→ Data records:
+-------+

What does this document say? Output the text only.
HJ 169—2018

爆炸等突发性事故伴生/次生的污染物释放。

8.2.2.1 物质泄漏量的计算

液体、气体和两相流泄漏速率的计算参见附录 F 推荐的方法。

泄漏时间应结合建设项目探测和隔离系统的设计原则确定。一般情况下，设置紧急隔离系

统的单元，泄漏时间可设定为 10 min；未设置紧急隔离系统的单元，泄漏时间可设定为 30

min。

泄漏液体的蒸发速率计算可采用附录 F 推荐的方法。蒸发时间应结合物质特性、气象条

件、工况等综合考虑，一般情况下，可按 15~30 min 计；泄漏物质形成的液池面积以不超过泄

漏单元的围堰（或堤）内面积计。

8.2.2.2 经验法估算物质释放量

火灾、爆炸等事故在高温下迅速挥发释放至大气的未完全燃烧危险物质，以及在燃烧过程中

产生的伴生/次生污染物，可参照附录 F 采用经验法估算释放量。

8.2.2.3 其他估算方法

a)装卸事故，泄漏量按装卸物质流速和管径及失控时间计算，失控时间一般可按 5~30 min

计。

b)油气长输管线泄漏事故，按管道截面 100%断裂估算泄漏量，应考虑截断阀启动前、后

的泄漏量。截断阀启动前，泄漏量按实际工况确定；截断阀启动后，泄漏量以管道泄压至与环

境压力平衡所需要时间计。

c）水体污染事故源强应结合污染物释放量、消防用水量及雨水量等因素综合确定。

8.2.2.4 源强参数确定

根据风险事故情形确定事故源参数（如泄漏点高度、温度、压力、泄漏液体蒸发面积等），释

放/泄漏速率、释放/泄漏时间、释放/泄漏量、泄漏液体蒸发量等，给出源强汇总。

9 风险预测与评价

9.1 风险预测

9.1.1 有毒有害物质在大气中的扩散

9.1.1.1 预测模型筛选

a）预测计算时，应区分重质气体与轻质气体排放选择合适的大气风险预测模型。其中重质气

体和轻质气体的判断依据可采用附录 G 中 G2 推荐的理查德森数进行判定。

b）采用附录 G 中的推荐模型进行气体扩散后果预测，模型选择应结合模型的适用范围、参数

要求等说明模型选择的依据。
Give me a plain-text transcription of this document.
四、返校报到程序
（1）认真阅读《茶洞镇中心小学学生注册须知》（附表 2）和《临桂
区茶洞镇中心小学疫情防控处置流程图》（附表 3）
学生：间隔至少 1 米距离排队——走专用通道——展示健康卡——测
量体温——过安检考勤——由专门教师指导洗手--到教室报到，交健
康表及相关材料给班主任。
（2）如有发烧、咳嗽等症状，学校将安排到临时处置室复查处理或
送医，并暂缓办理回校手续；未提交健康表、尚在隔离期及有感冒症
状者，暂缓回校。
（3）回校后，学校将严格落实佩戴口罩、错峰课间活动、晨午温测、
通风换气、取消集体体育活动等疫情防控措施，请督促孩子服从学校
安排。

+-------+

→ Exercise description: Copy out each record exactly as given, omitting none.

→ Task response:
What does this document say? Output the text only.
HJ 169—2018

爆炸等突发性事故伴生/次生的污染物释放。

8.2.2.1 物质泄漏量的计算

液体、气体和两相流泄漏速率的计算参见附录 F 推荐的方法。

泄漏时间应结合建设项目探测和隔离系统的设计原则确定。一般情况下，设置紧急隔离系

统的单元，泄漏时间可设定为 10 min；未设置紧急隔离系统的单元，泄漏时间可设定为 30

min。

泄漏液体的蒸发速率计算可采用附录 F 推荐的方法。蒸发时间应结合物质特性、气象条

件、工况等综合考虑，一般情况下，可按 15~30 min 计；泄漏物质形成的液池面积以不超过泄

漏单元的围堰（或堤）内面积计。

8.2.2.2 经验法估算物质释放量

火灾、爆炸等事故在高温下迅速挥发释放至大气的未完全燃烧危险物质，以及在燃烧过程中

产生的伴生/次生污染物，可参照附录 F 采用经验法估算释放量。

8.2.2.3 其他估算方法

a)装卸事故，泄漏量按装卸物质流速和管径及失控时间计算，失控时间一般可按 5~30 min

计。

b)油气长输管线泄漏事故，按管道截面 100%断裂估算泄漏量，应考虑截断阀启动前、后

的泄漏量。截断阀启动前，泄漏量按实际工况确定；截断阀启动后，泄漏量以管道泄压至与环

境压力平衡所需要时间计。

c）水体污染事故源强应结合污染物释放量、消防用水量及雨水量等因素综合确定。

8.2.2.4 源强参数确定

根据风险事故情形确定事故源参数（如泄漏点高度、温度、压力、泄漏液体蒸发面积等），释

放/泄漏速率、释放/泄漏时间、释放/泄漏量、泄漏液体蒸发量等，给出源强汇总。

9 风险预测与评价

9.1 风险预测

9.1.1 有毒有害物质在大气中的扩散

9.1.1.1 预测模型筛选

a）预测计算时，应区分重质气体与轻质气体排放选择合适的大气风险预测模型。其中重质气

体和轻质气体的判断依据可采用附录 G 中 G2 推荐的理查德森数进行判定。

b）采用附录 G 中的推荐模型进行气体扩散后果预测，模型选择应结合模型的适用范围、参数

要求等说明模型选择的依据。
Give me a plain-text transcription of this document.
四、返校报到程序
（1）认真阅读《茶洞镇中心小学学生注册须知》（附表 2）和《临桂
区茶洞镇中心小学疫情防控处置流程图》（附表 3）
学生：间隔至少 1 米距离排队——走专用通道——展示健康卡——测
量体温——过安检考勤——由专门教师指导洗手--到教室报到，交健
康表及相关材料给班主任。
（2）如有发烧、咳嗽等症状，学校将安排到临时处置室复查处理或
送医，并暂缓办理回校手续；未提交健康表、尚在隔离期及有感冒症
状者，暂缓回校。
（3）回校后，学校将严格落实佩戴口罩、错峰课间活动、晨午温测、
通风换气、取消集体体育活动等疫情防控措施，请督促孩子服从学校
安排。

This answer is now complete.